Task brief: Each line below should be retyped exactly, with no pictures.

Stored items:
::::

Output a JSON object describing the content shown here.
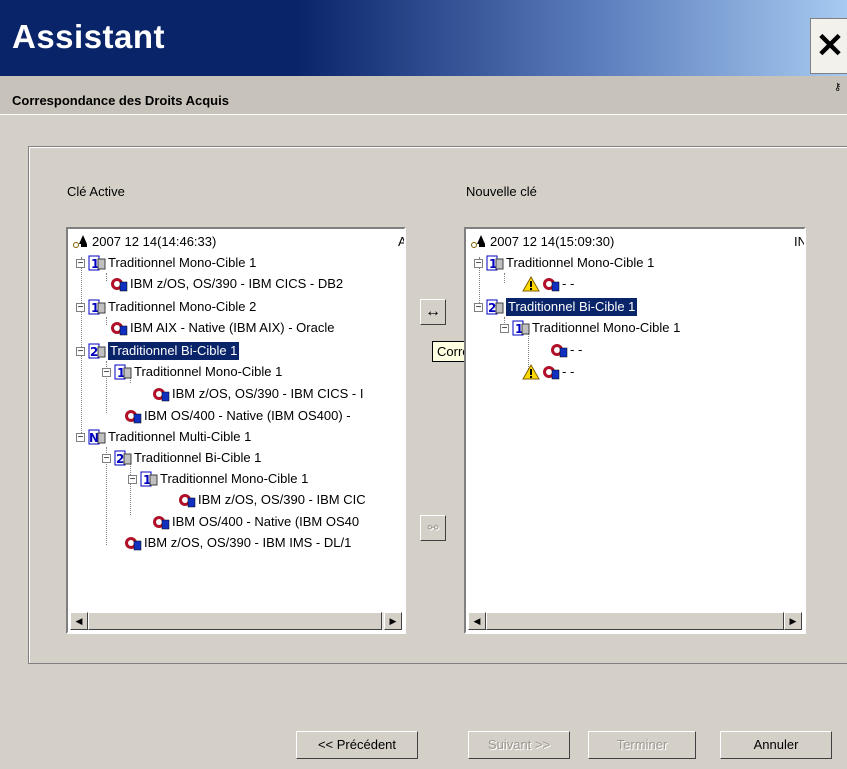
{
  "window": {
    "title": "Assistant",
    "subtitle": "Correspondance des Droits Acquis",
    "close": "✕"
  },
  "left": {
    "label": "Clé Active",
    "root": "2007 12 14(14:46:33)",
    "root_suffix": "A",
    "items": [
      "Traditionnel Mono-Cible 1",
      "IBM z/OS, OS/390 - IBM CICS - DB2",
      "Traditionnel Mono-Cible 2",
      "IBM AIX - Native (IBM AIX) - Oracle",
      "Traditionnel Bi-Cible 1",
      "Traditionnel Mono-Cible 1",
      "IBM z/OS, OS/390 - IBM CICS - I",
      "IBM OS/400 - Native (IBM OS400) -",
      "Traditionnel Multi-Cible 1",
      "Traditionnel Bi-Cible 1",
      "Traditionnel Mono-Cible 1",
      "IBM z/OS, OS/390 - IBM CIC",
      "IBM OS/400 - Native (IBM OS40",
      "IBM z/OS, OS/390 - IBM IMS - DL/1"
    ]
  },
  "right": {
    "label": "Nouvelle clé",
    "root": "2007 12 14(15:09:30)",
    "root_suffix": "IN",
    "items": [
      "Traditionnel Mono-Cible 1",
      "- -",
      "Traditionnel Bi-Cible 1",
      "Traditionnel Mono-Cible 1",
      "- -",
      "- -"
    ]
  },
  "middle": {
    "map_icon": "↔",
    "tooltip": "Correspondance",
    "unmap_icon": "⚯"
  },
  "buttons": {
    "prev": "<< Précédent",
    "next": "Suivant >>",
    "finish": "Terminer",
    "cancel": "Annuler"
  },
  "colors": {
    "selection": "#0a246a",
    "titlebar": "#0a246a",
    "tooltip_bg": "#ffffe1"
  }
}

::::

The result:
Output a JSON object describing the content shown here.
{
  "window": {
    "title": "Assistant",
    "subtitle": "Correspondance des Droits Acquis",
    "close": "✕"
  },
  "left": {
    "label": "Clé Active",
    "root": "2007 12 14(14:46:33)",
    "root_suffix": "A",
    "items": [
      "Traditionnel Mono-Cible 1",
      "IBM z/OS, OS/390 - IBM CICS - DB2",
      "Traditionnel Mono-Cible 2",
      "IBM AIX - Native (IBM AIX) - Oracle",
      "Traditionnel Bi-Cible 1",
      "Traditionnel Mono-Cible 1",
      "IBM z/OS, OS/390 - IBM CICS - I",
      "IBM OS/400 - Native (IBM OS400) -",
      "Traditionnel Multi-Cible 1",
      "Traditionnel Bi-Cible 1",
      "Traditionnel Mono-Cible 1",
      "IBM z/OS, OS/390 - IBM CIC",
      "IBM OS/400 - Native (IBM OS40",
      "IBM z/OS, OS/390 - IBM IMS - DL/1"
    ]
  },
  "right": {
    "label": "Nouvelle clé",
    "root": "2007 12 14(15:09:30)",
    "root_suffix": "IN",
    "items": [
      "Traditionnel Mono-Cible 1",
      "- -",
      "Traditionnel Bi-Cible 1",
      "Traditionnel Mono-Cible 1",
      "- -",
      "- -"
    ]
  },
  "middle": {
    "map_icon": "↔",
    "tooltip": "Correspondance",
    "unmap_icon": "⚯"
  },
  "buttons": {
    "prev": "<< Précédent",
    "next": "Suivant >>",
    "finish": "Terminer",
    "cancel": "Annuler"
  },
  "colors": {
    "selection": "#0a246a",
    "titlebar": "#0a246a",
    "tooltip_bg": "#ffffe1"
  }
}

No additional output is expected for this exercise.